> Problem requirements: Identify the lines holding "feathers" and copy them.
## BEGIN Records
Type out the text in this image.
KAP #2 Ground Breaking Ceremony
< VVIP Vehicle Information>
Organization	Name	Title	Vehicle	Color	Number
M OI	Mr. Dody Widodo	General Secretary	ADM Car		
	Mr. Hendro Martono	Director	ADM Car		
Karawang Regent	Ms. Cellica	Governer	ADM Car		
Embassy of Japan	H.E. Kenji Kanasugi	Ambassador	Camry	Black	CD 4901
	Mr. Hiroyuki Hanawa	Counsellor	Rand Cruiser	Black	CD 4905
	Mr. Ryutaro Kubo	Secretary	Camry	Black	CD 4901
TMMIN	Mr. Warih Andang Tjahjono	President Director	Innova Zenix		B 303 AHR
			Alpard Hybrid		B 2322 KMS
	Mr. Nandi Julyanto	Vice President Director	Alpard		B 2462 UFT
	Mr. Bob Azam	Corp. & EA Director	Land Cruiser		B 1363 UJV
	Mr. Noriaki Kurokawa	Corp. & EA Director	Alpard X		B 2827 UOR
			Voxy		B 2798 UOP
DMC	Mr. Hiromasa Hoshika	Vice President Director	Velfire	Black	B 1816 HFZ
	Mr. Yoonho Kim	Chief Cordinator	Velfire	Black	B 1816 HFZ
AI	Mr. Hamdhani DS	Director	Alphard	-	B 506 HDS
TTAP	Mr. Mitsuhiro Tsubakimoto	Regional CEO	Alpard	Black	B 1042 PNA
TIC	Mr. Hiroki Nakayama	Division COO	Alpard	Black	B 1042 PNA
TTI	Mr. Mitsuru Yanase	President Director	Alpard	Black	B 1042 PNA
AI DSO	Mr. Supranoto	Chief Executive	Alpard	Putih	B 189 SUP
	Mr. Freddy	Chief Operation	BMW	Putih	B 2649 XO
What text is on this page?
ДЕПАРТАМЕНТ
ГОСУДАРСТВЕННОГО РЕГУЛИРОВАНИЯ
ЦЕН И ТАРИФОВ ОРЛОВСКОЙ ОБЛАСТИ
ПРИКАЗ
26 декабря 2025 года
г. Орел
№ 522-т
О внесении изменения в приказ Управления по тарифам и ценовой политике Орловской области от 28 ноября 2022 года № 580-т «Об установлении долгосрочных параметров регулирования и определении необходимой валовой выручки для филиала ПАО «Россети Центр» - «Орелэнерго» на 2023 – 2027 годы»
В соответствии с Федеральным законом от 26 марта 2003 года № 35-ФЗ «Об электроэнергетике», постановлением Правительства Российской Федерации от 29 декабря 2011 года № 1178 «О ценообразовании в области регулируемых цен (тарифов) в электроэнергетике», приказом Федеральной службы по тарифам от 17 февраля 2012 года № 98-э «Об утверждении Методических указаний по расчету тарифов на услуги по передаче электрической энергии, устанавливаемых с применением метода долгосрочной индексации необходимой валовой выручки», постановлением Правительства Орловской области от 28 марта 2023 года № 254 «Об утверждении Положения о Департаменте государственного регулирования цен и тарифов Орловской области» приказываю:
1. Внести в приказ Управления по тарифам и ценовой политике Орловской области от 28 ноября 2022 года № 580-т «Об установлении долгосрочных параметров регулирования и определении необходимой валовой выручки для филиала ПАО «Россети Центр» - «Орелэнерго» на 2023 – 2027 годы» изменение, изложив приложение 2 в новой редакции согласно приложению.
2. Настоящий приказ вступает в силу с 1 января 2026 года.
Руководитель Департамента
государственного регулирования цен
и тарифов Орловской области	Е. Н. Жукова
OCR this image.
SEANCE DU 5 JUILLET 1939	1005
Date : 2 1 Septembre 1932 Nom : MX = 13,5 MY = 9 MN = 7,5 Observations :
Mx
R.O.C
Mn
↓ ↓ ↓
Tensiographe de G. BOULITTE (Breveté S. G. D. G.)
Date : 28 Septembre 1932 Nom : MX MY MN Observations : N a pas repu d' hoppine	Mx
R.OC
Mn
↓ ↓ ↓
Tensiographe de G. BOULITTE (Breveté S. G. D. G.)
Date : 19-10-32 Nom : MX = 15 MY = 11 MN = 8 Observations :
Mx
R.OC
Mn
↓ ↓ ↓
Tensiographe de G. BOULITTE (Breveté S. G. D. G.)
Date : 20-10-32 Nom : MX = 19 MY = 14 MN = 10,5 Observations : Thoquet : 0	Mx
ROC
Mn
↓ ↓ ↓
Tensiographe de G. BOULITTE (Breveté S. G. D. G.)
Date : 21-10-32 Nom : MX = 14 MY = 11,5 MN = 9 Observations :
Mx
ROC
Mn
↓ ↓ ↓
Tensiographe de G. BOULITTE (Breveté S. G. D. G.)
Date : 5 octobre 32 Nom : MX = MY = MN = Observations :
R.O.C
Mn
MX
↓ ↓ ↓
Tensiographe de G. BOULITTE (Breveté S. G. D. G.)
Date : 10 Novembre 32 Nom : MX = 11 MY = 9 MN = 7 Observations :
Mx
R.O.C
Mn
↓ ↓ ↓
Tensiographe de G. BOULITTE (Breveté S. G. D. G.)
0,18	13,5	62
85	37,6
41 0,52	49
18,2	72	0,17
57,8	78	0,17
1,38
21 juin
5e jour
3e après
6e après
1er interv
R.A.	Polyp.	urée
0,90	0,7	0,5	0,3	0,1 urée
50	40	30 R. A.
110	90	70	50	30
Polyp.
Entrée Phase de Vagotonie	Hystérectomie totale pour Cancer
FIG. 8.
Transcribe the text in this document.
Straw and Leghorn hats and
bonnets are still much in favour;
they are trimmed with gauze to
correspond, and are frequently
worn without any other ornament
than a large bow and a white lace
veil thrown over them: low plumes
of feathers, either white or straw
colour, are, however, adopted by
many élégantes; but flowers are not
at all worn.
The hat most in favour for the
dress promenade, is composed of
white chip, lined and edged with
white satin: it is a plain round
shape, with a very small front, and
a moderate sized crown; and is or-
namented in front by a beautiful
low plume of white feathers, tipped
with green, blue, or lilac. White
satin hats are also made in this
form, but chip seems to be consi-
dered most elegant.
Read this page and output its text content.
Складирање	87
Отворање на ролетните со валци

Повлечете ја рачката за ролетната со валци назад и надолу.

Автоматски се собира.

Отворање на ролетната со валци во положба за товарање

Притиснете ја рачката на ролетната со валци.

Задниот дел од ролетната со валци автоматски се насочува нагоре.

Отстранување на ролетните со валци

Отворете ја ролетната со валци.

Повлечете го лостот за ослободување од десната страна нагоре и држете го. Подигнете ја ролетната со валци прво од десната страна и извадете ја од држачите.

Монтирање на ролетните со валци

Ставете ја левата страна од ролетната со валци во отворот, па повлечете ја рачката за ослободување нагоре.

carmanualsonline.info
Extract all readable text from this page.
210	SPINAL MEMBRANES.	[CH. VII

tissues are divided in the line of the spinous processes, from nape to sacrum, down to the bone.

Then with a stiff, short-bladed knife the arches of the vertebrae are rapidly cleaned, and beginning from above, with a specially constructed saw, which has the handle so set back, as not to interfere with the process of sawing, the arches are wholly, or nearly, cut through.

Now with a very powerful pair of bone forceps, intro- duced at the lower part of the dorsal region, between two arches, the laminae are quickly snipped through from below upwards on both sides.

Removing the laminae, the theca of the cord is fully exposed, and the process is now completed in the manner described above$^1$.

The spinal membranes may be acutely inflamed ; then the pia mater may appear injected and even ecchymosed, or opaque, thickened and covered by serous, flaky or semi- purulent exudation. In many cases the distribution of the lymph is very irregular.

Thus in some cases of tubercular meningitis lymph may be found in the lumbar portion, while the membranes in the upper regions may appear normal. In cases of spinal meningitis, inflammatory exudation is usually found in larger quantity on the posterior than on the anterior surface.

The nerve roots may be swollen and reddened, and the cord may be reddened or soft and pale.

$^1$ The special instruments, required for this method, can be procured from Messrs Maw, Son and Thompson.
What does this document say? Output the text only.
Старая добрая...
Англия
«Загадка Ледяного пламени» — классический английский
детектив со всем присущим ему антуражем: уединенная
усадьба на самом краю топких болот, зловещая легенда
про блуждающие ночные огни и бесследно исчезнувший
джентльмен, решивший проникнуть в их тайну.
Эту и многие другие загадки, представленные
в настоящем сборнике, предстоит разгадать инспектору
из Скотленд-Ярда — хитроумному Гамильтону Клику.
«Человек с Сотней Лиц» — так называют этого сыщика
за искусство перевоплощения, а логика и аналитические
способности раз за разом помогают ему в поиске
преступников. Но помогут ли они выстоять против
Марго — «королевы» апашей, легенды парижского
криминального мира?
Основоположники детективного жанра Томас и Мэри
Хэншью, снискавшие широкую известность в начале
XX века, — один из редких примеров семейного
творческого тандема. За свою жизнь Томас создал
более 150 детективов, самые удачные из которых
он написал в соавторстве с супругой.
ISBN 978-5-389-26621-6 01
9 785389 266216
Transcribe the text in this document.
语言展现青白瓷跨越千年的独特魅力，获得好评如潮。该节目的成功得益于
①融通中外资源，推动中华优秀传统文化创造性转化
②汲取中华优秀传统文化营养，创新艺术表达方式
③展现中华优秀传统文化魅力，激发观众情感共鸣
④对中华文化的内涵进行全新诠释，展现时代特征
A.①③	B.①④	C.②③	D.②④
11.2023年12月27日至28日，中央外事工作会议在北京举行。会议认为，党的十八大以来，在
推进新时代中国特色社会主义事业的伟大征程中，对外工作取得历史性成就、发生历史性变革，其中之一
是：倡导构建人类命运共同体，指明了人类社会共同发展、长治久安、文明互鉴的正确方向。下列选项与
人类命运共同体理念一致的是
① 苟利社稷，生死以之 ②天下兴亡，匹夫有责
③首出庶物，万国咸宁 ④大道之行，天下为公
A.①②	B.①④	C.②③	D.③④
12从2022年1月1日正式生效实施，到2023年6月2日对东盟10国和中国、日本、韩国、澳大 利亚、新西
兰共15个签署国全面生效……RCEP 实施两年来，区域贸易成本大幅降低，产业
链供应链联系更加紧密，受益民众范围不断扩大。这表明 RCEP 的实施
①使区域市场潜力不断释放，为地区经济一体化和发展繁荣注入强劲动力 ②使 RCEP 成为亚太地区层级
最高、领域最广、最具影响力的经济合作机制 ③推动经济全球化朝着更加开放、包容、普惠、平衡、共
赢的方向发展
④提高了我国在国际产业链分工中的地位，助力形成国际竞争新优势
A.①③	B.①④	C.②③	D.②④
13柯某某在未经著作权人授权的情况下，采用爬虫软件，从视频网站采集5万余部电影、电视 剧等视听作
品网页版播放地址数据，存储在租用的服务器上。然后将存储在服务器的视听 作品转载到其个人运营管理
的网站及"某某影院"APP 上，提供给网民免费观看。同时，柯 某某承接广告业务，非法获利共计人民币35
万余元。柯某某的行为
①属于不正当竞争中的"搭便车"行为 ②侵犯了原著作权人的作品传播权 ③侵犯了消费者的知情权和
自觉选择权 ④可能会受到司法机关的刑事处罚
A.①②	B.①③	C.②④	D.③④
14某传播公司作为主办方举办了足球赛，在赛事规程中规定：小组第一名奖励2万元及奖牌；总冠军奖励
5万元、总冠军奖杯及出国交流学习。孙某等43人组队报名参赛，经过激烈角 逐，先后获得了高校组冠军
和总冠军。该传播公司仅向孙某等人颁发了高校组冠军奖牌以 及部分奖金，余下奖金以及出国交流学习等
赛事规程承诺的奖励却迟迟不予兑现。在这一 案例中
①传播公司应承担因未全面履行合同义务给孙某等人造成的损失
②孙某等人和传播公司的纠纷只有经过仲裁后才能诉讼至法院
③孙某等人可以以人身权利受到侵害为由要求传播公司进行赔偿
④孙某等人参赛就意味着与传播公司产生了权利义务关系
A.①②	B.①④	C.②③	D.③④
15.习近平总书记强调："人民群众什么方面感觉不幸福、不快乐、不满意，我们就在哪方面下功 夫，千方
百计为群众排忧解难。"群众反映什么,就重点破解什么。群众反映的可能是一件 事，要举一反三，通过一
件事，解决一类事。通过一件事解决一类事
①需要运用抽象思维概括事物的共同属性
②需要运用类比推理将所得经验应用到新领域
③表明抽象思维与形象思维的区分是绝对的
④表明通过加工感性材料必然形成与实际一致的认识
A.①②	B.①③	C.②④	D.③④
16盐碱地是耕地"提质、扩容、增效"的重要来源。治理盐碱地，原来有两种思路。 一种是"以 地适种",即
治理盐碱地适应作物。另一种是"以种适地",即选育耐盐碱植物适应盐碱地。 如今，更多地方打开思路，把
## END Records
> Expected answer:
of feathers, either white or straw
low plume of white feathers, tipped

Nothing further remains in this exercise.